(Saved entries)

- - - - - - -

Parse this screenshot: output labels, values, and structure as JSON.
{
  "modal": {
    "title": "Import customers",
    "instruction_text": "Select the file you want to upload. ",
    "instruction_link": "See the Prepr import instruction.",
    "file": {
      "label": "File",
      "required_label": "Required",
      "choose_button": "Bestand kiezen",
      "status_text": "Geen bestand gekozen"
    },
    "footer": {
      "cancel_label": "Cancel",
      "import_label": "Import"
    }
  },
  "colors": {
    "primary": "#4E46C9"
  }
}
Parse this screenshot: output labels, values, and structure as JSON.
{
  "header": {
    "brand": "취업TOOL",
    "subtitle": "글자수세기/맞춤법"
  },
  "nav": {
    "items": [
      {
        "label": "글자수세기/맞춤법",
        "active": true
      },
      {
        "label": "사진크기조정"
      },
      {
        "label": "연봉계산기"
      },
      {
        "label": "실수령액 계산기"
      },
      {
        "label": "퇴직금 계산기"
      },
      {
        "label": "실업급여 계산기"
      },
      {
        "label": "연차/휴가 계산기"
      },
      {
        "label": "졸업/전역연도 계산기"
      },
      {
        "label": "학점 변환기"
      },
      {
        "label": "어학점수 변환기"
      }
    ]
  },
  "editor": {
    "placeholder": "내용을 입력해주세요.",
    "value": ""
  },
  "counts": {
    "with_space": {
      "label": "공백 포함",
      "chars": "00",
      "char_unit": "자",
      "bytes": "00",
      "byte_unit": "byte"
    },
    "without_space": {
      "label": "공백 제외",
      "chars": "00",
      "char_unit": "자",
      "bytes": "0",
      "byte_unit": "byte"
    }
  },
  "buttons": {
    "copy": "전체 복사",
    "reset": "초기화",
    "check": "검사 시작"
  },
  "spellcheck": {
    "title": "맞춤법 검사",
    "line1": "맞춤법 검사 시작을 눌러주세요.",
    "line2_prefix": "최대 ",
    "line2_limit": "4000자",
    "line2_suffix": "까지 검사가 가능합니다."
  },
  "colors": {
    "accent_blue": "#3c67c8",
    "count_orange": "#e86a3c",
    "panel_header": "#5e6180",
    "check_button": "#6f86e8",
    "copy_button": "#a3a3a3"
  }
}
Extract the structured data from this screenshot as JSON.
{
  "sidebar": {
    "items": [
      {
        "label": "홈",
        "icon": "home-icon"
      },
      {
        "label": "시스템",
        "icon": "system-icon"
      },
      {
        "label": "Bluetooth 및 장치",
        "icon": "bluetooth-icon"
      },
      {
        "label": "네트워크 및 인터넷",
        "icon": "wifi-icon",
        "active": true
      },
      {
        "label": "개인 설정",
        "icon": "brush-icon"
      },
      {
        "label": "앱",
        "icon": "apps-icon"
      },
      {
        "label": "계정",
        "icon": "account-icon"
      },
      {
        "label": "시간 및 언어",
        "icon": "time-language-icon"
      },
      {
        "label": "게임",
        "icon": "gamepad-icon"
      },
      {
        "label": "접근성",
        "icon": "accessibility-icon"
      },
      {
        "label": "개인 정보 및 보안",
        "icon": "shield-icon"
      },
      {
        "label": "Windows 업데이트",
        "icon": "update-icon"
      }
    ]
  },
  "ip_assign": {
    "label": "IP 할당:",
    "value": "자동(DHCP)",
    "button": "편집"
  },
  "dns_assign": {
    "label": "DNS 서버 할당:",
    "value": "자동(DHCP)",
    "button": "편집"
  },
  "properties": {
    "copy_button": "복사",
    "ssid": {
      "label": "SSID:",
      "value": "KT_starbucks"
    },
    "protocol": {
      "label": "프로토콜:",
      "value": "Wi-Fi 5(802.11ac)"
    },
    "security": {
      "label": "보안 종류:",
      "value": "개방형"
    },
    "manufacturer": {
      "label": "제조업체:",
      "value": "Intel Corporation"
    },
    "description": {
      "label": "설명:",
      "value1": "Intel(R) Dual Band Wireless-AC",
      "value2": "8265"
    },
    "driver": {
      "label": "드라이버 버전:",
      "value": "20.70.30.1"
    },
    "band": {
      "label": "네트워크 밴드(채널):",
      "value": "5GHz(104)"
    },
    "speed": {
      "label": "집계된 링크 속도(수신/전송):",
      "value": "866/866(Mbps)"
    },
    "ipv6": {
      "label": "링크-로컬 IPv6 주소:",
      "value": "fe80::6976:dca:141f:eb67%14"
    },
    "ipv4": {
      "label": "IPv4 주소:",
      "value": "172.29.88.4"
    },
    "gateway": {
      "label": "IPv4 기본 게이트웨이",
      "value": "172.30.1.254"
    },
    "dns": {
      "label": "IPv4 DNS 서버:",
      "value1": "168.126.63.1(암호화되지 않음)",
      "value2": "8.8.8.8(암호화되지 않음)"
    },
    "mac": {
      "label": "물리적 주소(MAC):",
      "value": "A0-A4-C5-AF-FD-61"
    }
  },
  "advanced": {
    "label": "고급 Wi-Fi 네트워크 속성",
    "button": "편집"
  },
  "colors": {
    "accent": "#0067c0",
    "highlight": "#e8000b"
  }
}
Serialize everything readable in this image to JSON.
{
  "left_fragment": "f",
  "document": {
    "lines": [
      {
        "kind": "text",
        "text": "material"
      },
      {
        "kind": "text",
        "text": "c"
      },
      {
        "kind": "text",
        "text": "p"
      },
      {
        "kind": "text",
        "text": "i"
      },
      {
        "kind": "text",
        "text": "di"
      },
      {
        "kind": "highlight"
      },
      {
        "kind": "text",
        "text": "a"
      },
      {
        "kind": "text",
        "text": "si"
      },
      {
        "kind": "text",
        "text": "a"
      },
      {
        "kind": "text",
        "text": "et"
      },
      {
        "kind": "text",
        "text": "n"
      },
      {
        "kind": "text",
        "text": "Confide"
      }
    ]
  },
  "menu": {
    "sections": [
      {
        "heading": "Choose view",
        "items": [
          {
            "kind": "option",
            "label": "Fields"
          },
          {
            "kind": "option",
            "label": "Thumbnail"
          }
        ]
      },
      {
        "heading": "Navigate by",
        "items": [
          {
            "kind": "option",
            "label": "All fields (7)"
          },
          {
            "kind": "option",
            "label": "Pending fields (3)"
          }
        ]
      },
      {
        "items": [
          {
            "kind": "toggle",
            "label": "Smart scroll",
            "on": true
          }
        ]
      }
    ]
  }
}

- - - - - - -

### SHORT TASK
From the data, collect all lines where the string "Intel" appears.

### RESULT OF THE TASK
      "value": "Intel Corporation"
      "value1": "Intel(R) Dual Band Wireless-AC",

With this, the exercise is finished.